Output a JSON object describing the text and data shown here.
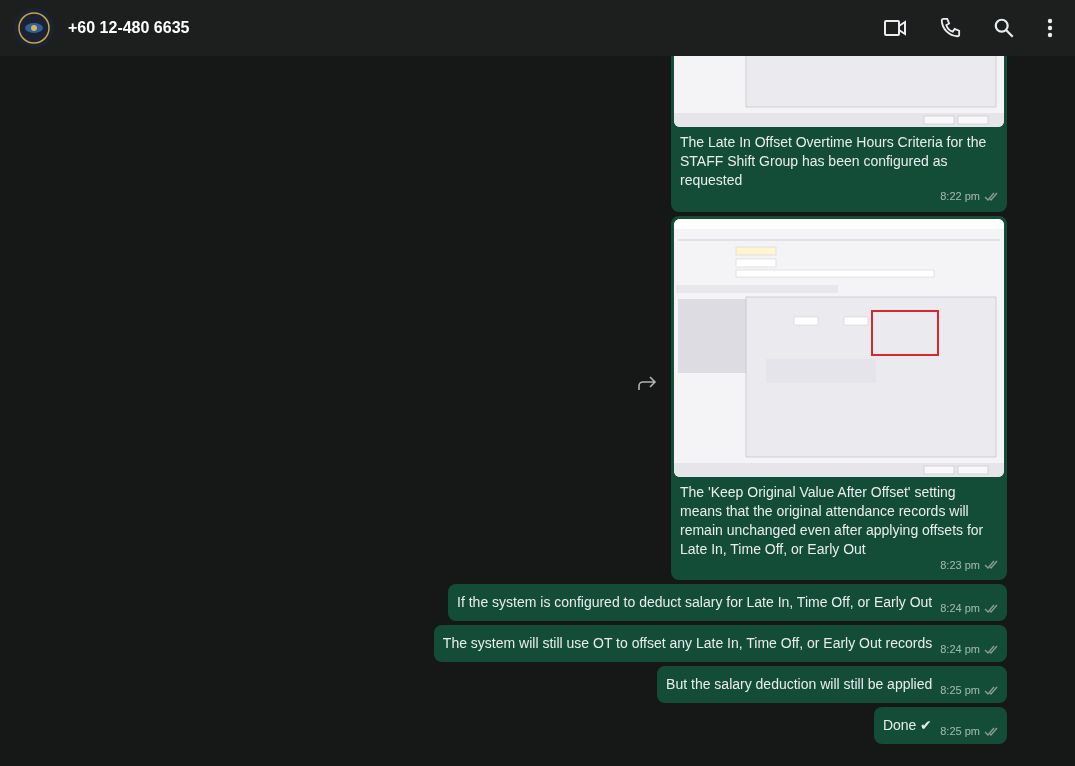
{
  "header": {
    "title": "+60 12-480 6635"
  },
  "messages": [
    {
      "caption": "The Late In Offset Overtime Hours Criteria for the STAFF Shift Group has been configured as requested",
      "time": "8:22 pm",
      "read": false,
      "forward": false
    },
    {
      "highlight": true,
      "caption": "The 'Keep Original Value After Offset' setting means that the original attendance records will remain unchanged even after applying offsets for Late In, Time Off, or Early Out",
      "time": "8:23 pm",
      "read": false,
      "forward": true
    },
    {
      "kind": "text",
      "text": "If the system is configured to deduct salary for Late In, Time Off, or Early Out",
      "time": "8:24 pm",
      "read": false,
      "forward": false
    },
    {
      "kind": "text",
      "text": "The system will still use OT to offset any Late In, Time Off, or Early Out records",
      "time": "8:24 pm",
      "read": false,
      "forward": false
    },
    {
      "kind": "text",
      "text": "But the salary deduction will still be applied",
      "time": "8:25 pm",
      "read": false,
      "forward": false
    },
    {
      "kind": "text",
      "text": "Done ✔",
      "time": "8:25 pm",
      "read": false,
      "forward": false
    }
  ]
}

= = = = =

- [DIRECTIONS FOR THIS TASK]: Transcribe each entry precisely as given, leaving the pictures out.

- [RESPONSE]:
Output a JSON object describing the text and data shown here.
{
  "header": {
    "title": "+60 12-480 6635"
  },
  "messages": [
    {
      "caption": "The Late In Offset Overtime Hours Criteria for the STAFF Shift Group has been configured as requested",
      "time": "8:22 pm",
      "read": false,
      "forward": false
    },
    {
      "highlight": true,
      "caption": "The 'Keep Original Value After Offset' setting means that the original attendance records will remain unchanged even after applying offsets for Late In, Time Off, or Early Out",
      "time": "8:23 pm",
      "read": false,
      "forward": true
    },
    {
      "kind": "text",
      "text": "If the system is configured to deduct salary for Late In, Time Off, or Early Out",
      "time": "8:24 pm",
      "read": false,
      "forward": false
    },
    {
      "kind": "text",
      "text": "The system will still use OT to offset any Late In, Time Off, or Early Out records",
      "time": "8:24 pm",
      "read": false,
      "forward": false
    },
    {
      "kind": "text",
      "text": "But the salary deduction will still be applied",
      "time": "8:25 pm",
      "read": false,
      "forward": false
    },
    {
      "kind": "text",
      "text": "Done ✔",
      "time": "8:25 pm",
      "read": false,
      "forward": false
    }
  ]
}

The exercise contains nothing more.